───── INPUT MATERIAL ─────
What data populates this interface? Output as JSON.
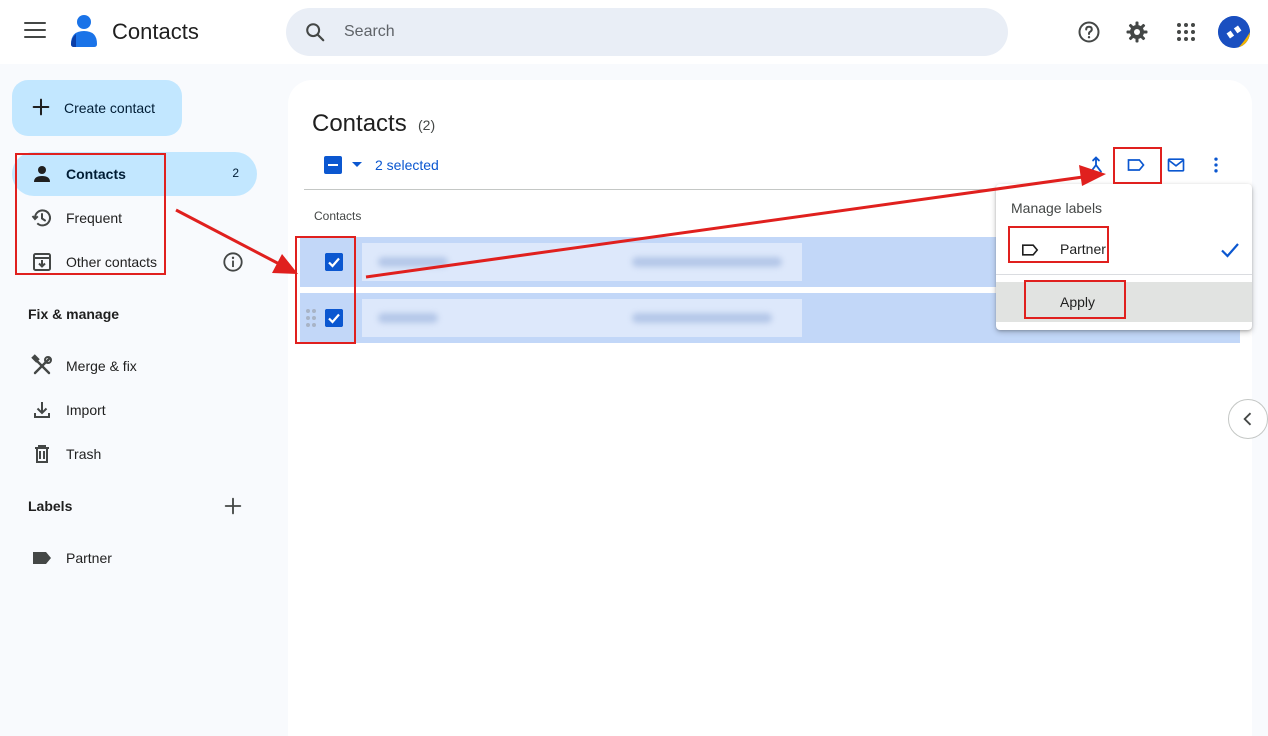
{
  "header": {
    "app_title": "Contacts",
    "search_placeholder": "Search"
  },
  "sidebar": {
    "create_label": "Create contact",
    "items": [
      {
        "label": "Contacts",
        "count": "2"
      },
      {
        "label": "Frequent"
      },
      {
        "label": "Other contacts"
      }
    ],
    "fix_manage_title": "Fix & manage",
    "fix_items": [
      {
        "label": "Merge & fix"
      },
      {
        "label": "Import"
      },
      {
        "label": "Trash"
      }
    ],
    "labels_title": "Labels",
    "labels": [
      {
        "label": "Partner"
      }
    ]
  },
  "main": {
    "title": "Contacts",
    "count": "(2)",
    "selected_text": "2 selected",
    "column_header": "Contacts",
    "row_count": 2
  },
  "label_menu": {
    "heading": "Manage labels",
    "item_label": "Partner",
    "item_checked": true,
    "apply_label": "Apply"
  },
  "colors": {
    "accent": "#0b57d0",
    "active_nav": "#c2e7ff",
    "selected_row": "#c2d7f8",
    "annotation": "#e0201e"
  }
}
─────
* EXERCISE DESCRIPTION:
Working from the lines above, reproduce the material exactly and exclude its pictures.

* OUTPUT FOR THIS TASK:
What data populates this interface? Output as JSON.
{
  "header": {
    "app_title": "Contacts",
    "search_placeholder": "Search"
  },
  "sidebar": {
    "create_label": "Create contact",
    "items": [
      {
        "label": "Contacts",
        "count": "2"
      },
      {
        "label": "Frequent"
      },
      {
        "label": "Other contacts"
      }
    ],
    "fix_manage_title": "Fix & manage",
    "fix_items": [
      {
        "label": "Merge & fix"
      },
      {
        "label": "Import"
      },
      {
        "label": "Trash"
      }
    ],
    "labels_title": "Labels",
    "labels": [
      {
        "label": "Partner"
      }
    ]
  },
  "main": {
    "title": "Contacts",
    "count": "(2)",
    "selected_text": "2 selected",
    "column_header": "Contacts",
    "row_count": 2
  },
  "label_menu": {
    "heading": "Manage labels",
    "item_label": "Partner",
    "item_checked": true,
    "apply_label": "Apply"
  },
  "colors": {
    "accent": "#0b57d0",
    "active_nav": "#c2e7ff",
    "selected_row": "#c2d7f8",
    "annotation": "#e0201e"
  }
}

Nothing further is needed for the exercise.